(Records from a data source)
* BEGIN *

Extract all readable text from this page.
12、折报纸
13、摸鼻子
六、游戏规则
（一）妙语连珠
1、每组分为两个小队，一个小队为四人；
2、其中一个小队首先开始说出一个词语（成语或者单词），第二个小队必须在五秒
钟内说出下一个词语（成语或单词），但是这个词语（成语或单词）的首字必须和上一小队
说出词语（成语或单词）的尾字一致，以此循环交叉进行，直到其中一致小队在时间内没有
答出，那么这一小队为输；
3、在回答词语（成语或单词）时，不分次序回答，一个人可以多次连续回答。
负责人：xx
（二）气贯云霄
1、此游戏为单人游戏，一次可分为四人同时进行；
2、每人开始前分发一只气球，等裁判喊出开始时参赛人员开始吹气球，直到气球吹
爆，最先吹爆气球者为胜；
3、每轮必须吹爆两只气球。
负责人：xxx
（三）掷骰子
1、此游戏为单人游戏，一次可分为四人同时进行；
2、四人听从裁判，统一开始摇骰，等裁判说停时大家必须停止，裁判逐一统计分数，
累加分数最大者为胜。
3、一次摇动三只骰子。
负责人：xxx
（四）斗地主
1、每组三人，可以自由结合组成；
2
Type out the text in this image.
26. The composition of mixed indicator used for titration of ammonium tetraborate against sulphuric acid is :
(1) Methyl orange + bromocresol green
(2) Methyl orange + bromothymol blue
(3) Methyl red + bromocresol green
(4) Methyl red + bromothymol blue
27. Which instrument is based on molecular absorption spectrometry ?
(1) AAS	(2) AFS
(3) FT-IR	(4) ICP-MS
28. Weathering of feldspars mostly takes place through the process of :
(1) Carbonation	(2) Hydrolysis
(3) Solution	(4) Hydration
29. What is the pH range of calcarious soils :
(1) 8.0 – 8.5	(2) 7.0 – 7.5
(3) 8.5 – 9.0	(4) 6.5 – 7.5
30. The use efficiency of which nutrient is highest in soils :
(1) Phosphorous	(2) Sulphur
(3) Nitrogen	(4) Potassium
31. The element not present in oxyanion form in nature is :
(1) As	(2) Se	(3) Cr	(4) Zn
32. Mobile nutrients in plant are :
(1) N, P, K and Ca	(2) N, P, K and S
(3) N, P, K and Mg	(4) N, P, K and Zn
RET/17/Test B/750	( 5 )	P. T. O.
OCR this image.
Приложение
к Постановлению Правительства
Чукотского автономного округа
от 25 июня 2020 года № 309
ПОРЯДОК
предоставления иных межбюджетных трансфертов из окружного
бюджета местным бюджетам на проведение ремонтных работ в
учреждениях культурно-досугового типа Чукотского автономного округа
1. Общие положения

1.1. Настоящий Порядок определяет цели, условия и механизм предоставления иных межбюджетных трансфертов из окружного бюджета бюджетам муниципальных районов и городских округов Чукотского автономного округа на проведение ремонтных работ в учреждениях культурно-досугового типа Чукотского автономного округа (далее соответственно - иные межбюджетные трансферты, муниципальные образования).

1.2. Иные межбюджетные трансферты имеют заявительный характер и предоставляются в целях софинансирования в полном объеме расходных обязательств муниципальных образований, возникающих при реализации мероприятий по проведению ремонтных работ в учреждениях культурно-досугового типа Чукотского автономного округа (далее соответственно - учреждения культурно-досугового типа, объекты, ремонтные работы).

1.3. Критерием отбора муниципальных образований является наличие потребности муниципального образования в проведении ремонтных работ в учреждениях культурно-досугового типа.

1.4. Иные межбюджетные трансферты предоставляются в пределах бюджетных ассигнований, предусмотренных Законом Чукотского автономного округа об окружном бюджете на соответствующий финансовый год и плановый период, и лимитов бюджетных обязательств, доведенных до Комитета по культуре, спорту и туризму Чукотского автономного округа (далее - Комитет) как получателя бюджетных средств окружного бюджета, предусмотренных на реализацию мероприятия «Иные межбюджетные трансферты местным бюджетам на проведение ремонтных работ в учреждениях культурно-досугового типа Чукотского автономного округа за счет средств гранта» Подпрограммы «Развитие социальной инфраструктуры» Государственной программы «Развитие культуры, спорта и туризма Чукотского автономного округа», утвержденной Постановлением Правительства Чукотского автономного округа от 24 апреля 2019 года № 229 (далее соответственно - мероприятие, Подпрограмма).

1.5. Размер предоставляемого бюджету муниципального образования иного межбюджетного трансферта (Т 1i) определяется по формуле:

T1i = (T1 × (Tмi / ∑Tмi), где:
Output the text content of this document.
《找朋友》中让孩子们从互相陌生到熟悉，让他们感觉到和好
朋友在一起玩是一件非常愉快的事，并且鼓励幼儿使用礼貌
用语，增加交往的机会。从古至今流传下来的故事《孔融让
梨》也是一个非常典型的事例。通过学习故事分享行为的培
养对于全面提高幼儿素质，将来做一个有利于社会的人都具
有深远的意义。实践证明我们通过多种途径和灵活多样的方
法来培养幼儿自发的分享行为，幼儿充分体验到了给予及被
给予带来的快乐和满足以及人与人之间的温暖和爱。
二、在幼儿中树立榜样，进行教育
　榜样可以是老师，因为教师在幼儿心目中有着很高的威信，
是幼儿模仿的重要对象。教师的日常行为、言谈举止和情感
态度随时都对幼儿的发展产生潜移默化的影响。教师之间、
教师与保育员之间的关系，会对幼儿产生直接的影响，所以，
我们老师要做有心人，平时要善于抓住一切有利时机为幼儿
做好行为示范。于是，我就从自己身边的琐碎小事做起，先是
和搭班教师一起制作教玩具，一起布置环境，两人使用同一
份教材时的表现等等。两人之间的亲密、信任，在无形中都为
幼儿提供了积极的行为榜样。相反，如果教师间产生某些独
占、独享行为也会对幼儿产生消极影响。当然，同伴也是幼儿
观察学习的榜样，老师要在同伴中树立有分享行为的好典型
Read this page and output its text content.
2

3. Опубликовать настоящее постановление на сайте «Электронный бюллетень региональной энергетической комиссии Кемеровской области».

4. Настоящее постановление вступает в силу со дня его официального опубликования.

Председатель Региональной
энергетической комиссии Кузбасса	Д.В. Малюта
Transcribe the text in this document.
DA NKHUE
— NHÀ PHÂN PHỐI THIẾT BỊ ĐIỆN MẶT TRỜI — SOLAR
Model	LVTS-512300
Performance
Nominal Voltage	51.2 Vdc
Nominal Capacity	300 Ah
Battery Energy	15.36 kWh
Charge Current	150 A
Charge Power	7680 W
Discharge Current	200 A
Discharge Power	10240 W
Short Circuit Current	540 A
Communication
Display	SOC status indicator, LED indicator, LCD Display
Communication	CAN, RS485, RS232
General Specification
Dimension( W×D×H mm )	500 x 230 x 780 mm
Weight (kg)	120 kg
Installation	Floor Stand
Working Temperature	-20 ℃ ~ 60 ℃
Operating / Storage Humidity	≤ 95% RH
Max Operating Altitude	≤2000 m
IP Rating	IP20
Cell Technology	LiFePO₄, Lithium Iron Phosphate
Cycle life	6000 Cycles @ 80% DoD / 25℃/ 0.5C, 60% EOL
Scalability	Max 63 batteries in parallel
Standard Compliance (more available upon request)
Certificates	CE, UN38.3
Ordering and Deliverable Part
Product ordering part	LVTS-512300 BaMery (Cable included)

* END *

Exercise requirements —
Retype the records in full. Keep every line identical to the original.

Result of this task —
Extract all readable text from this page.
12、折报纸
13、摸鼻子
六、游戏规则
（一）妙语连珠
1、每组分为两个小队，一个小队为四人；
2、其中一个小队首先开始说出一个词语（成语或者单词），第二个小队必须在五秒
钟内说出下一个词语（成语或单词），但是这个词语（成语或单词）的首字必须和上一小队
说出词语（成语或单词）的尾字一致，以此循环交叉进行，直到其中一致小队在时间内没有
答出，那么这一小队为输；
3、在回答词语（成语或单词）时，不分次序回答，一个人可以多次连续回答。
负责人：xx
（二）气贯云霄
1、此游戏为单人游戏，一次可分为四人同时进行；
2、每人开始前分发一只气球，等裁判喊出开始时参赛人员开始吹气球，直到气球吹
爆，最先吹爆气球者为胜；
3、每轮必须吹爆两只气球。
负责人：xxx
（三）掷骰子
1、此游戏为单人游戏，一次可分为四人同时进行；
2、四人听从裁判，统一开始摇骰，等裁判说停时大家必须停止，裁判逐一统计分数，
累加分数最大者为胜。
3、一次摇动三只骰子。
负责人：xxx
（四）斗地主
1、每组三人，可以自由结合组成；
2
Type out the text in this image.
26. The composition of mixed indicator used for titration of ammonium tetraborate against sulphuric acid is :
(1) Methyl orange + bromocresol green
(2) Methyl orange + bromothymol blue
(3) Methyl red + bromocresol green
(4) Methyl red + bromothymol blue
27. Which instrument is based on molecular absorption spectrometry ?
(1) AAS	(2) AFS
(3) FT-IR	(4) ICP-MS
28. Weathering of feldspars mostly takes place through the process of :
(1) Carbonation	(2) Hydrolysis
(3) Solution	(4) Hydration
29. What is the pH range of calcarious soils :
(1) 8.0 – 8.5	(2) 7.0 – 7.5
(3) 8.5 – 9.0	(4) 6.5 – 7.5
30. The use efficiency of which nutrient is highest in soils :
(1) Phosphorous	(2) Sulphur
(3) Nitrogen	(4) Potassium
31. The element not present in oxyanion form in nature is :
(1) As	(2) Se	(3) Cr	(4) Zn
32. Mobile nutrients in plant are :
(1) N, P, K and Ca	(2) N, P, K and S
(3) N, P, K and Mg	(4) N, P, K and Zn
RET/17/Test B/750	( 5 )	P. T. O.
OCR this image.
Приложение
к Постановлению Правительства
Чукотского автономного округа
от 25 июня 2020 года № 309
ПОРЯДОК
предоставления иных межбюджетных трансфертов из окружного
бюджета местным бюджетам на проведение ремонтных работ в
учреждениях культурно-досугового типа Чукотского автономного округа
1. Общие положения

1.1. Настоящий Порядок определяет цели, условия и механизм предоставления иных межбюджетных трансфертов из окружного бюджета бюджетам муниципальных районов и городских округов Чукотского автономного округа на проведение ремонтных работ в учреждениях культурно-досугового типа Чукотского автономного округа (далее соответственно - иные межбюджетные трансферты, муниципальные образования).

1.2. Иные межбюджетные трансферты имеют заявительный характер и предоставляются в целях софинансирования в полном объеме расходных обязательств муниципальных образований, возникающих при реализации мероприятий по проведению ремонтных работ в учреждениях культурно-досугового типа Чукотского автономного округа (далее соответственно - учреждения культурно-досугового типа, объекты, ремонтные работы).

1.3. Критерием отбора муниципальных образований является наличие потребности муниципального образования в проведении ремонтных работ в учреждениях культурно-досугового типа.

1.4. Иные межбюджетные трансферты предоставляются в пределах бюджетных ассигнований, предусмотренных Законом Чукотского автономного округа об окружном бюджете на соответствующий финансовый год и плановый период, и лимитов бюджетных обязательств, доведенных до Комитета по культуре, спорту и туризму Чукотского автономного округа (далее - Комитет) как получателя бюджетных средств окружного бюджета, предусмотренных на реализацию мероприятия «Иные межбюджетные трансферты местным бюджетам на проведение ремонтных работ в учреждениях культурно-досугового типа Чукотского автономного округа за счет средств гранта» Подпрограммы «Развитие социальной инфраструктуры» Государственной программы «Развитие культуры, спорта и туризма Чукотского автономного округа», утвержденной Постановлением Правительства Чукотского автономного округа от 24 апреля 2019 года № 229 (далее соответственно - мероприятие, Подпрограмма).

1.5. Размер предоставляемого бюджету муниципального образования иного межбюджетного трансферта (Т 1i) определяется по формуле:

T1i = (T1 × (Tмi / ∑Tмi), где:
Output the text content of this document.
《找朋友》中让孩子们从互相陌生到熟悉，让他们感觉到和好
朋友在一起玩是一件非常愉快的事，并且鼓励幼儿使用礼貌
用语，增加交往的机会。从古至今流传下来的故事《孔融让
梨》也是一个非常典型的事例。通过学习故事分享行为的培
养对于全面提高幼儿素质，将来做一个有利于社会的人都具
有深远的意义。实践证明我们通过多种途径和灵活多样的方
法来培养幼儿自发的分享行为，幼儿充分体验到了给予及被
给予带来的快乐和满足以及人与人之间的温暖和爱。
二、在幼儿中树立榜样，进行教育
　榜样可以是老师，因为教师在幼儿心目中有着很高的威信，
是幼儿模仿的重要对象。教师的日常行为、言谈举止和情感
态度随时都对幼儿的发展产生潜移默化的影响。教师之间、
教师与保育员之间的关系，会对幼儿产生直接的影响，所以，
我们老师要做有心人，平时要善于抓住一切有利时机为幼儿
做好行为示范。于是，我就从自己身边的琐碎小事做起，先是
和搭班教师一起制作教玩具，一起布置环境，两人使用同一
份教材时的表现等等。两人之间的亲密、信任，在无形中都为
幼儿提供了积极的行为榜样。相反，如果教师间产生某些独
占、独享行为也会对幼儿产生消极影响。当然，同伴也是幼儿
观察学习的榜样，老师要在同伴中树立有分享行为的好典型
Read this page and output its text content.
2

3. Опубликовать настоящее постановление на сайте «Электронный бюллетень региональной энергетической комиссии Кемеровской области».

4. Настоящее постановление вступает в силу со дня его официального опубликования.

Председатель Региональной
энергетической комиссии Кузбасса	Д.В. Малюта
Transcribe the text in this document.
DA NKHUE
— NHÀ PHÂN PHỐI THIẾT BỊ ĐIỆN MẶT TRỜI — SOLAR
Model	LVTS-512300
Performance
Nominal Voltage	51.2 Vdc
Nominal Capacity	300 Ah
Battery Energy	15.36 kWh
Charge Current	150 A
Charge Power	7680 W
Discharge Current	200 A
Discharge Power	10240 W
Short Circuit Current	540 A
Communication
Display	SOC status indicator, LED indicator, LCD Display
Communication	CAN, RS485, RS232
General Specification
Dimension( W×D×H mm )	500 x 230 x 780 mm
Weight (kg)	120 kg
Installation	Floor Stand
Working Temperature	-20 ℃ ~ 60 ℃
Operating / Storage Humidity	≤ 95% RH
Max Operating Altitude	≤2000 m
IP Rating	IP20
Cell Technology	LiFePO₄, Lithium Iron Phosphate
Cycle life	6000 Cycles @ 80% DoD / 25℃/ 0.5C, 60% EOL
Scalability	Max 63 batteries in parallel
Standard Compliance (more available upon request)
Certificates	CE, UN38.3
Ordering and Deliverable Part
Product ordering part	LVTS-512300 BaMery (Cable included)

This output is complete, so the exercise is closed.